| EXERCISE DETAILS |
Below are records; work out how many of their lines contain "MONTGOMERY" and give only that number.

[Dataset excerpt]
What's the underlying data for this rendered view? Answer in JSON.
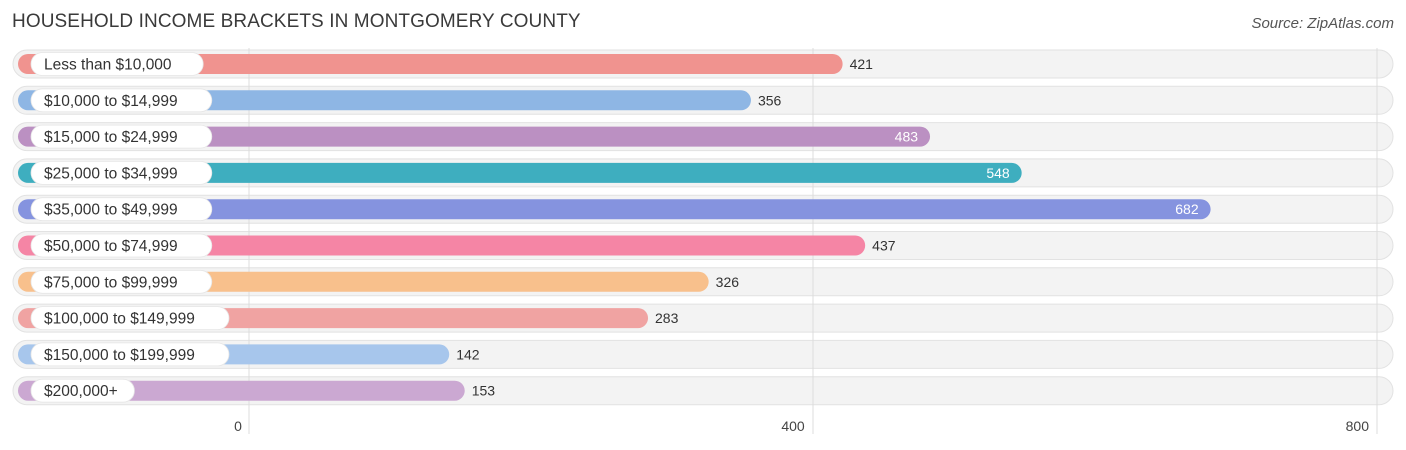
{
  "title": "HOUSEHOLD INCOME BRACKETS IN MONTGOMERY COUNTY",
  "source": "Source: ZipAtlas.com",
  "chart_data": {
    "type": "bar",
    "orientation": "horizontal",
    "title": "HOUSEHOLD INCOME BRACKETS IN MONTGOMERY COUNTY",
    "categories": [
      "Less than $10,000",
      "$10,000 to $14,999",
      "$15,000 to $24,999",
      "$25,000 to $34,999",
      "$35,000 to $49,999",
      "$50,000 to $74,999",
      "$75,000 to $99,999",
      "$100,000 to $149,999",
      "$150,000 to $199,999",
      "$200,000+"
    ],
    "values": [
      421,
      356,
      483,
      548,
      682,
      437,
      326,
      283,
      142,
      153
    ],
    "colors": [
      "#f0938f",
      "#8eb6e4",
      "#bb90c2",
      "#3eaebf",
      "#8593df",
      "#f585a5",
      "#f8c08c",
      "#f0a3a2",
      "#a7c6ec",
      "#cba8d2"
    ],
    "value_label_inside": [
      false,
      false,
      true,
      true,
      true,
      false,
      false,
      false,
      false,
      false
    ],
    "xlim": [
      0,
      800
    ],
    "xticks": [
      0,
      400,
      800
    ],
    "grid": true
  }
}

| SOLUTION FOR THIS EXERCISE |
2